GOAL:
The listing below is the input. Say how many of its lines contain "طریق", giving the number alone.

+++ RECORDED DATA +++

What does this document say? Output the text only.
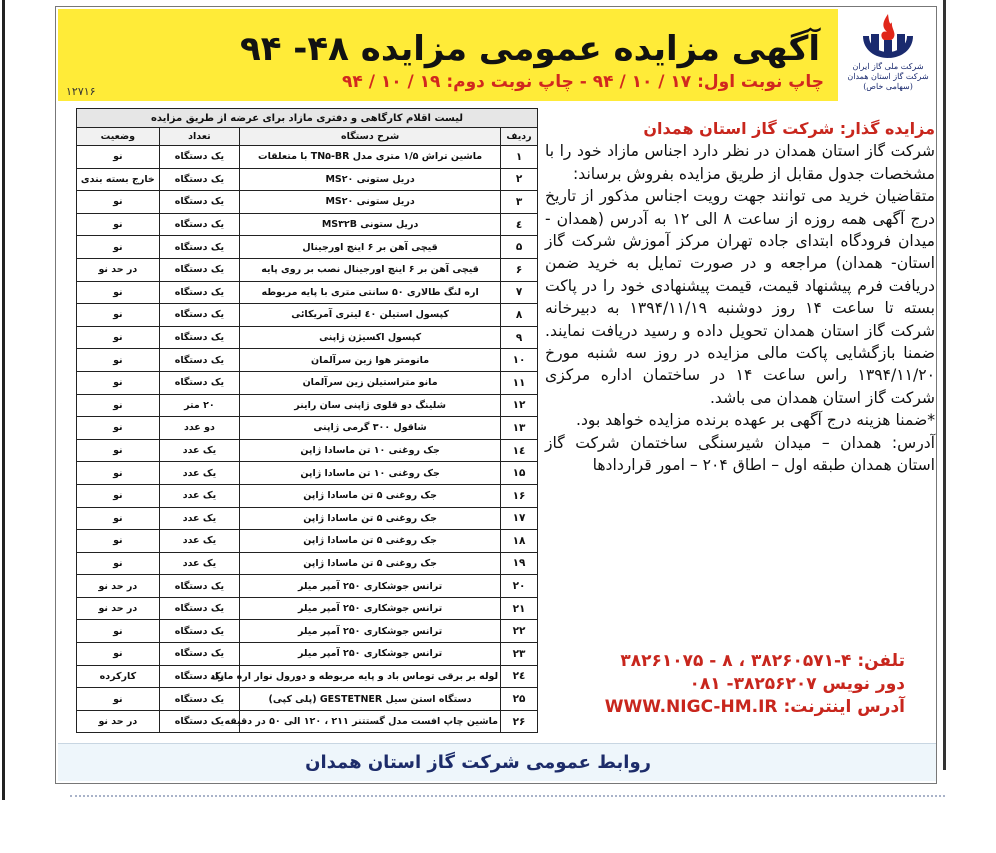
آگهی مزایده عمومی مزایده ۴۸- ۹۴
چاپ نوبت اول: ۱۷ / ۱۰ / ۹۴ - چاپ نوبت دوم: ۱۹ / ۱۰ / ۹۴
شرکت ملی گاز ایران
شرکت گاز استان همدان
(سهامی خاص)
۱۲۷۱۶
لیست اقلام کارگاهی و دفتری مازاد برای عرضه از طریق مزایده			
ردیف	شرح دستگاه	تعداد	وضعیت
۱	ماشین تراش ۱/۵ متری مدل TN۵-BR با متعلقات	یک دستگاه	نو
۲	دریل ستونی MS۲۰	یک دستگاه	خارج بسته بندی
۳	دریل ستونی MS۲۰	یک دستگاه	نو
٤	دریل ستونی MS۳۲B	یک دستگاه	نو
۵	قیچی آهن بر ۶ اینچ اورجینال	یک دستگاه	نو
۶	قیچی آهن بر ۶ اینچ اورجینال نصب بر روی پایه	یک دستگاه	در حد نو
۷	اره لنگ طالاری ۵۰ سانتی متری با پایه مربوطه	یک دستگاه	نو
۸	کپسول استیلن ٤٠ لیتری آمریکائی	یک دستگاه	نو
۹	کپسول اکسیژن ژاپنی	یک دستگاه	نو
۱۰	مانومتر هوا زین سرآلمان	یک دستگاه	نو
۱۱	مانو متراستیلن زین سرآلمان	یک دستگاه	نو
۱۲	شلینگ دو قلوی ژاپنی سان راینر	۲۰ متر	نو
۱۳	شاقول ۳۰۰ گرمی ژاپنی	دو عدد	نو
۱٤	جک روغنی ۱۰ تن ماسادا ژاپن	یک عدد	نو
۱۵	جک روغنی ۱۰ تن ماسادا ژاپن	یک عدد	نو
۱۶	جک روغنی ۵ تن ماسادا ژاپن	یک عدد	نو
۱۷	جک روغنی ۵ تن ماسادا ژاپن	یک عدد	نو
۱۸	جک روغنی ۵ تن ماسادا ژاپن	یک عدد	نو
۱۹	جک روغنی ۵ تن ماسادا ژاپن	یک عدد	نو
۲۰	ترانس جوشکاری ۲۵۰ آمپر میلر	یک دستگاه	در حد نو
۲۱	ترانس جوشکاری ۲۵۰ آمپر میلر	یک دستگاه	در حد نو
۲۲	ترانس جوشکاری ۲۵۰ آمپر میلر	یک دستگاه	نو
۲۳	ترانس جوشکاری ۲۵۰ آمپر میلر	یک دستگاه	نو
۲٤	لوله بر برقی توماس باد و پایه مربوطه و دورول نوار اره مازاد	یک دستگاه	کارکرده
۲۵	دستگاه استن سیل GESTETNER (پلی کپی)	یک دستگاه	نو
۲۶	ماشین چاپ افست مدل گستتنر ۲۱۱ ، ۱۲۰ الی ۵۰ در دقیقه	یک دستگاه	در حد نو

مزایده گذار: شرکت گاز استان همدان

شرکت گاز استان همدان در نظر دارد اجناس مازاد خود را با مشخصات جدول مقابل از طریق مزایده بفروش برساند:

متقاضیان خرید می توانند جهت رویت اجناس مذکور از تاریخ درج آگهی همه روزه از ساعت ۸ الی ۱۲ به آدرس (همدان - میدان فرودگاه ابتدای جاده تهران مرکز آموزش شرکت گاز استان- همدان) مراجعه و در صورت تمایل به خرید ضمن دریافت فرم پیشنهاد قیمت، قیمت پیشنهادی خود را در پاکت بسته تا ساعت ۱۴ روز دوشنبه ۱۳۹۴/۱۱/۱۹ به دبیرخانه شرکت گاز استان همدان تحویل داده و رسید دریافت نمایند. ضمنا بازگشایی پاکت مالی مزایده در روز سه شنبه مورخ ۱۳۹۴/۱۱/۲۰ راس ساعت ۱۴ در ساختمان اداره مرکزی شرکت گاز استان همدان می باشد.

*ضمنا هزینه درج آگهی بر عهده برنده مزایده خواهد بود.

آدرس: همدان – میدان شیرسنگی ساختمان شرکت گاز استان همدان طبقه اول – اطاق ۲۰۴ – امور قراردادها

تلفن: ۴-۳۸۲۶۰۵۷۱ ، ۸ - ۳۸۲۶۱۰۷۵
دور نویس ۳۸۲۵۶۲۰۷- ۰۸۱
آدرس اینترنت: WWW.NIGC-HM.IR
روابط عمومی شرکت گاز استان همدان
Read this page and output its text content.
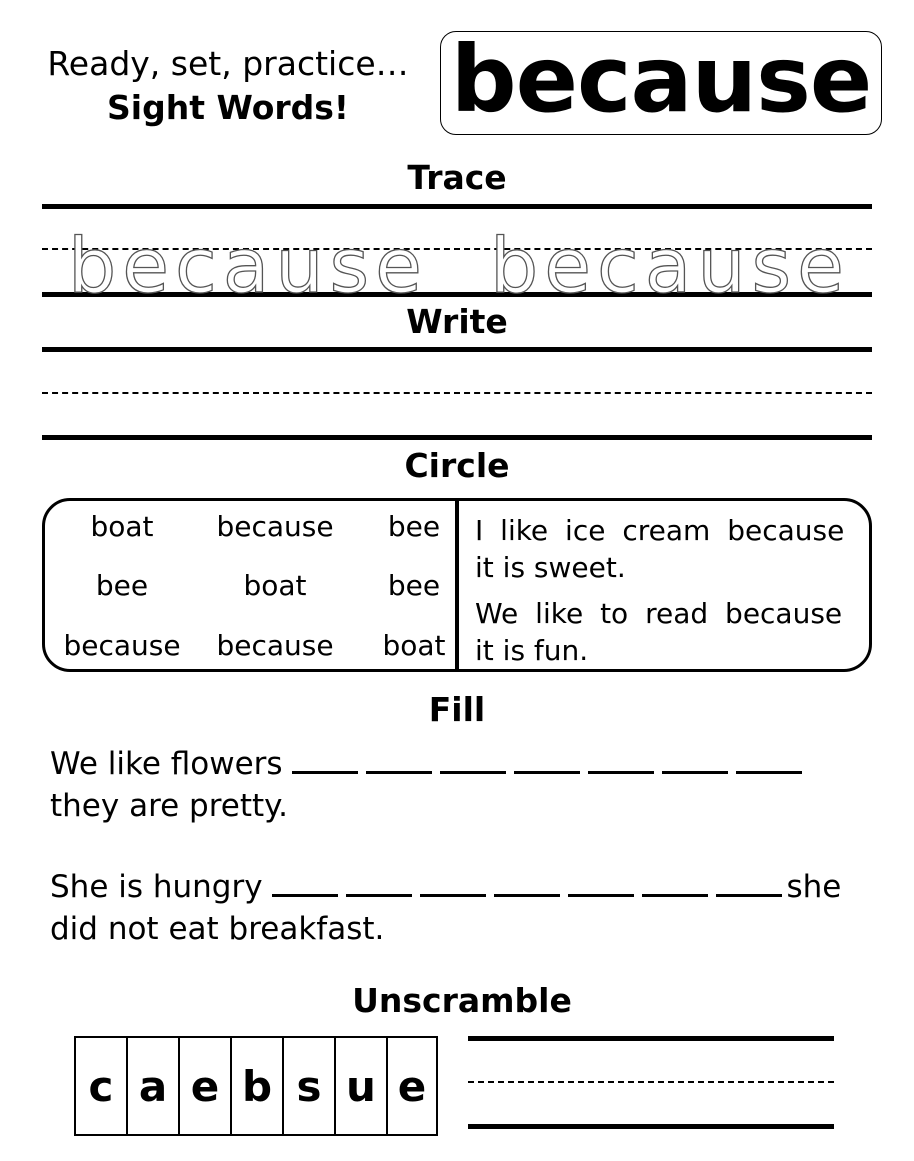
Ready, set, practice…
Sight Words!	because
Trace
because because
Write
Circle
boat	because	bee
bee	boat	bee
because	because	boat
I like ice cream because
it is sweet.
We like to read because
it is fun.
Fill
We like flowers
they are pretty.
She is hungry	she
did not eat breakfast.
Unscramble
c a e b s u e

+++

RESULT OF THIS EXERCISE:
2